What you will do: Omit every picture while repeating the entries exactly.

The data:
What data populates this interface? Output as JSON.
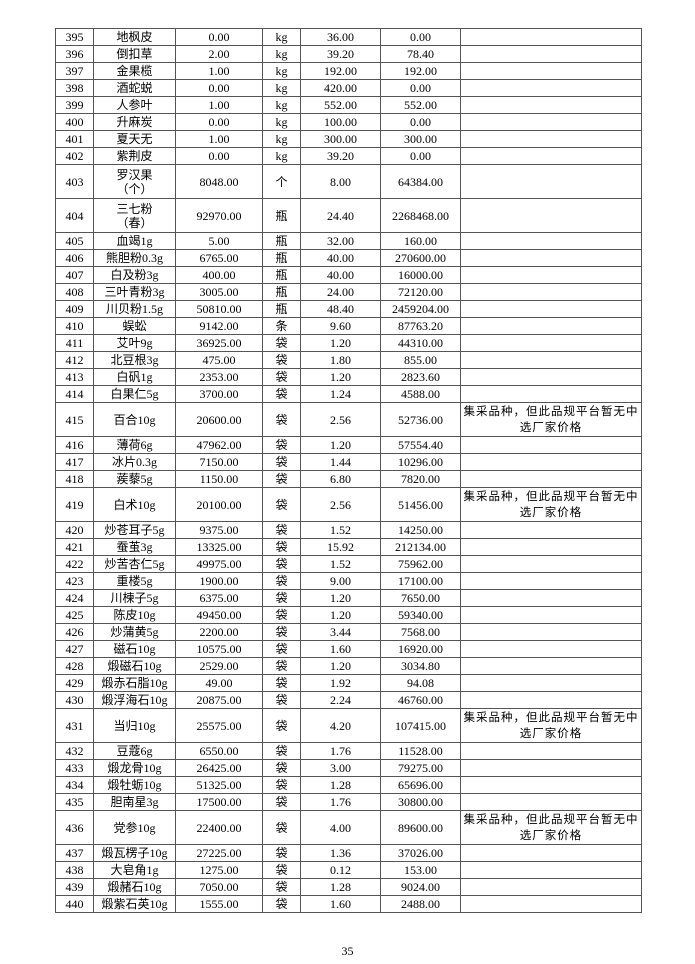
{
  "note_text": "集采品种，但此品规平台暂无中选厂家价格",
  "rows": [
    [
      "395",
      "地枫皮",
      "0.00",
      "kg",
      "36.00",
      "0.00",
      ""
    ],
    [
      "396",
      "倒扣草",
      "2.00",
      "kg",
      "39.20",
      "78.40",
      ""
    ],
    [
      "397",
      "金果榄",
      "1.00",
      "kg",
      "192.00",
      "192.00",
      ""
    ],
    [
      "398",
      "酒蛇蜕",
      "0.00",
      "kg",
      "420.00",
      "0.00",
      ""
    ],
    [
      "399",
      "人参叶",
      "1.00",
      "kg",
      "552.00",
      "552.00",
      ""
    ],
    [
      "400",
      "升麻炭",
      "0.00",
      "kg",
      "100.00",
      "0.00",
      ""
    ],
    [
      "401",
      "夏天无",
      "1.00",
      "kg",
      "300.00",
      "300.00",
      ""
    ],
    [
      "402",
      "紫荆皮",
      "0.00",
      "kg",
      "39.20",
      "0.00",
      ""
    ],
    [
      "403",
      "罗汉果（个）",
      "8048.00",
      "个",
      "8.00",
      "64384.00",
      ""
    ],
    [
      "404",
      "三七粉（春）",
      "92970.00",
      "瓶",
      "24.40",
      "2268468.00",
      ""
    ],
    [
      "405",
      "血竭1g",
      "5.00",
      "瓶",
      "32.00",
      "160.00",
      ""
    ],
    [
      "406",
      "熊胆粉0.3g",
      "6765.00",
      "瓶",
      "40.00",
      "270600.00",
      ""
    ],
    [
      "407",
      "白及粉3g",
      "400.00",
      "瓶",
      "40.00",
      "16000.00",
      ""
    ],
    [
      "408",
      "三叶青粉3g",
      "3005.00",
      "瓶",
      "24.00",
      "72120.00",
      ""
    ],
    [
      "409",
      "川贝粉1.5g",
      "50810.00",
      "瓶",
      "48.40",
      "2459204.00",
      ""
    ],
    [
      "410",
      "蜈蚣",
      "9142.00",
      "条",
      "9.60",
      "87763.20",
      ""
    ],
    [
      "411",
      "艾叶9g",
      "36925.00",
      "袋",
      "1.20",
      "44310.00",
      ""
    ],
    [
      "412",
      "北豆根3g",
      "475.00",
      "袋",
      "1.80",
      "855.00",
      ""
    ],
    [
      "413",
      "白矾1g",
      "2353.00",
      "袋",
      "1.20",
      "2823.60",
      ""
    ],
    [
      "414",
      "白果仁5g",
      "3700.00",
      "袋",
      "1.24",
      "4588.00",
      ""
    ],
    [
      "415",
      "百合10g",
      "20600.00",
      "袋",
      "2.56",
      "52736.00",
      "集采品种，但此品规平台暂无中选厂家价格"
    ],
    [
      "416",
      "薄荷6g",
      "47962.00",
      "袋",
      "1.20",
      "57554.40",
      ""
    ],
    [
      "417",
      "冰片0.3g",
      "7150.00",
      "袋",
      "1.44",
      "10296.00",
      ""
    ],
    [
      "418",
      "蒺藜5g",
      "1150.00",
      "袋",
      "6.80",
      "7820.00",
      ""
    ],
    [
      "419",
      "白术10g",
      "20100.00",
      "袋",
      "2.56",
      "51456.00",
      "集采品种，但此品规平台暂无中选厂家价格"
    ],
    [
      "420",
      "炒苍耳子5g",
      "9375.00",
      "袋",
      "1.52",
      "14250.00",
      ""
    ],
    [
      "421",
      "蚕茧3g",
      "13325.00",
      "袋",
      "15.92",
      "212134.00",
      ""
    ],
    [
      "422",
      "炒苦杏仁5g",
      "49975.00",
      "袋",
      "1.52",
      "75962.00",
      ""
    ],
    [
      "423",
      "重楼5g",
      "1900.00",
      "袋",
      "9.00",
      "17100.00",
      ""
    ],
    [
      "424",
      "川楝子5g",
      "6375.00",
      "袋",
      "1.20",
      "7650.00",
      ""
    ],
    [
      "425",
      "陈皮10g",
      "49450.00",
      "袋",
      "1.20",
      "59340.00",
      ""
    ],
    [
      "426",
      "炒蒲黄5g",
      "2200.00",
      "袋",
      "3.44",
      "7568.00",
      ""
    ],
    [
      "427",
      "磁石10g",
      "10575.00",
      "袋",
      "1.60",
      "16920.00",
      ""
    ],
    [
      "428",
      "煅磁石10g",
      "2529.00",
      "袋",
      "1.20",
      "3034.80",
      ""
    ],
    [
      "429",
      "煅赤石脂10g",
      "49.00",
      "袋",
      "1.92",
      "94.08",
      ""
    ],
    [
      "430",
      "煅浮海石10g",
      "20875.00",
      "袋",
      "2.24",
      "46760.00",
      ""
    ],
    [
      "431",
      "当归10g",
      "25575.00",
      "袋",
      "4.20",
      "107415.00",
      "集采品种，但此品规平台暂无中选厂家价格"
    ],
    [
      "432",
      "豆蔻6g",
      "6550.00",
      "袋",
      "1.76",
      "11528.00",
      ""
    ],
    [
      "433",
      "煅龙骨10g",
      "26425.00",
      "袋",
      "3.00",
      "79275.00",
      ""
    ],
    [
      "434",
      "煅牡蛎10g",
      "51325.00",
      "袋",
      "1.28",
      "65696.00",
      ""
    ],
    [
      "435",
      "胆南星3g",
      "17500.00",
      "袋",
      "1.76",
      "30800.00",
      ""
    ],
    [
      "436",
      "党参10g",
      "22400.00",
      "袋",
      "4.00",
      "89600.00",
      "集采品种，但此品规平台暂无中选厂家价格"
    ],
    [
      "437",
      "煅瓦楞子10g",
      "27225.00",
      "袋",
      "1.36",
      "37026.00",
      ""
    ],
    [
      "438",
      "大皂角1g",
      "1275.00",
      "袋",
      "0.12",
      "153.00",
      ""
    ],
    [
      "439",
      "煅赭石10g",
      "7050.00",
      "袋",
      "1.28",
      "9024.00",
      ""
    ],
    [
      "440",
      "煅紫石英10g",
      "1555.00",
      "袋",
      "1.60",
      "2488.00",
      ""
    ]
  ],
  "page_number": "35"
}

Completed exercise:
What data populates this interface? Output as JSON.
{
  "note_text": "集采品种，但此品规平台暂无中选厂家价格",
  "rows": [
    [
      "395",
      "地枫皮",
      "0.00",
      "kg",
      "36.00",
      "0.00",
      ""
    ],
    [
      "396",
      "倒扣草",
      "2.00",
      "kg",
      "39.20",
      "78.40",
      ""
    ],
    [
      "397",
      "金果榄",
      "1.00",
      "kg",
      "192.00",
      "192.00",
      ""
    ],
    [
      "398",
      "酒蛇蜕",
      "0.00",
      "kg",
      "420.00",
      "0.00",
      ""
    ],
    [
      "399",
      "人参叶",
      "1.00",
      "kg",
      "552.00",
      "552.00",
      ""
    ],
    [
      "400",
      "升麻炭",
      "0.00",
      "kg",
      "100.00",
      "0.00",
      ""
    ],
    [
      "401",
      "夏天无",
      "1.00",
      "kg",
      "300.00",
      "300.00",
      ""
    ],
    [
      "402",
      "紫荆皮",
      "0.00",
      "kg",
      "39.20",
      "0.00",
      ""
    ],
    [
      "403",
      "罗汉果（个）",
      "8048.00",
      "个",
      "8.00",
      "64384.00",
      ""
    ],
    [
      "404",
      "三七粉（春）",
      "92970.00",
      "瓶",
      "24.40",
      "2268468.00",
      ""
    ],
    [
      "405",
      "血竭1g",
      "5.00",
      "瓶",
      "32.00",
      "160.00",
      ""
    ],
    [
      "406",
      "熊胆粉0.3g",
      "6765.00",
      "瓶",
      "40.00",
      "270600.00",
      ""
    ],
    [
      "407",
      "白及粉3g",
      "400.00",
      "瓶",
      "40.00",
      "16000.00",
      ""
    ],
    [
      "408",
      "三叶青粉3g",
      "3005.00",
      "瓶",
      "24.00",
      "72120.00",
      ""
    ],
    [
      "409",
      "川贝粉1.5g",
      "50810.00",
      "瓶",
      "48.40",
      "2459204.00",
      ""
    ],
    [
      "410",
      "蜈蚣",
      "9142.00",
      "条",
      "9.60",
      "87763.20",
      ""
    ],
    [
      "411",
      "艾叶9g",
      "36925.00",
      "袋",
      "1.20",
      "44310.00",
      ""
    ],
    [
      "412",
      "北豆根3g",
      "475.00",
      "袋",
      "1.80",
      "855.00",
      ""
    ],
    [
      "413",
      "白矾1g",
      "2353.00",
      "袋",
      "1.20",
      "2823.60",
      ""
    ],
    [
      "414",
      "白果仁5g",
      "3700.00",
      "袋",
      "1.24",
      "4588.00",
      ""
    ],
    [
      "415",
      "百合10g",
      "20600.00",
      "袋",
      "2.56",
      "52736.00",
      "集采品种，但此品规平台暂无中选厂家价格"
    ],
    [
      "416",
      "薄荷6g",
      "47962.00",
      "袋",
      "1.20",
      "57554.40",
      ""
    ],
    [
      "417",
      "冰片0.3g",
      "7150.00",
      "袋",
      "1.44",
      "10296.00",
      ""
    ],
    [
      "418",
      "蒺藜5g",
      "1150.00",
      "袋",
      "6.80",
      "7820.00",
      ""
    ],
    [
      "419",
      "白术10g",
      "20100.00",
      "袋",
      "2.56",
      "51456.00",
      "集采品种，但此品规平台暂无中选厂家价格"
    ],
    [
      "420",
      "炒苍耳子5g",
      "9375.00",
      "袋",
      "1.52",
      "14250.00",
      ""
    ],
    [
      "421",
      "蚕茧3g",
      "13325.00",
      "袋",
      "15.92",
      "212134.00",
      ""
    ],
    [
      "422",
      "炒苦杏仁5g",
      "49975.00",
      "袋",
      "1.52",
      "75962.00",
      ""
    ],
    [
      "423",
      "重楼5g",
      "1900.00",
      "袋",
      "9.00",
      "17100.00",
      ""
    ],
    [
      "424",
      "川楝子5g",
      "6375.00",
      "袋",
      "1.20",
      "7650.00",
      ""
    ],
    [
      "425",
      "陈皮10g",
      "49450.00",
      "袋",
      "1.20",
      "59340.00",
      ""
    ],
    [
      "426",
      "炒蒲黄5g",
      "2200.00",
      "袋",
      "3.44",
      "7568.00",
      ""
    ],
    [
      "427",
      "磁石10g",
      "10575.00",
      "袋",
      "1.60",
      "16920.00",
      ""
    ],
    [
      "428",
      "煅磁石10g",
      "2529.00",
      "袋",
      "1.20",
      "3034.80",
      ""
    ],
    [
      "429",
      "煅赤石脂10g",
      "49.00",
      "袋",
      "1.92",
      "94.08",
      ""
    ],
    [
      "430",
      "煅浮海石10g",
      "20875.00",
      "袋",
      "2.24",
      "46760.00",
      ""
    ],
    [
      "431",
      "当归10g",
      "25575.00",
      "袋",
      "4.20",
      "107415.00",
      "集采品种，但此品规平台暂无中选厂家价格"
    ],
    [
      "432",
      "豆蔻6g",
      "6550.00",
      "袋",
      "1.76",
      "11528.00",
      ""
    ],
    [
      "433",
      "煅龙骨10g",
      "26425.00",
      "袋",
      "3.00",
      "79275.00",
      ""
    ],
    [
      "434",
      "煅牡蛎10g",
      "51325.00",
      "袋",
      "1.28",
      "65696.00",
      ""
    ],
    [
      "435",
      "胆南星3g",
      "17500.00",
      "袋",
      "1.76",
      "30800.00",
      ""
    ],
    [
      "436",
      "党参10g",
      "22400.00",
      "袋",
      "4.00",
      "89600.00",
      "集采品种，但此品规平台暂无中选厂家价格"
    ],
    [
      "437",
      "煅瓦楞子10g",
      "27225.00",
      "袋",
      "1.36",
      "37026.00",
      ""
    ],
    [
      "438",
      "大皂角1g",
      "1275.00",
      "袋",
      "0.12",
      "153.00",
      ""
    ],
    [
      "439",
      "煅赭石10g",
      "7050.00",
      "袋",
      "1.28",
      "9024.00",
      ""
    ],
    [
      "440",
      "煅紫石英10g",
      "1555.00",
      "袋",
      "1.60",
      "2488.00",
      ""
    ]
  ],
  "page_number": "35"
}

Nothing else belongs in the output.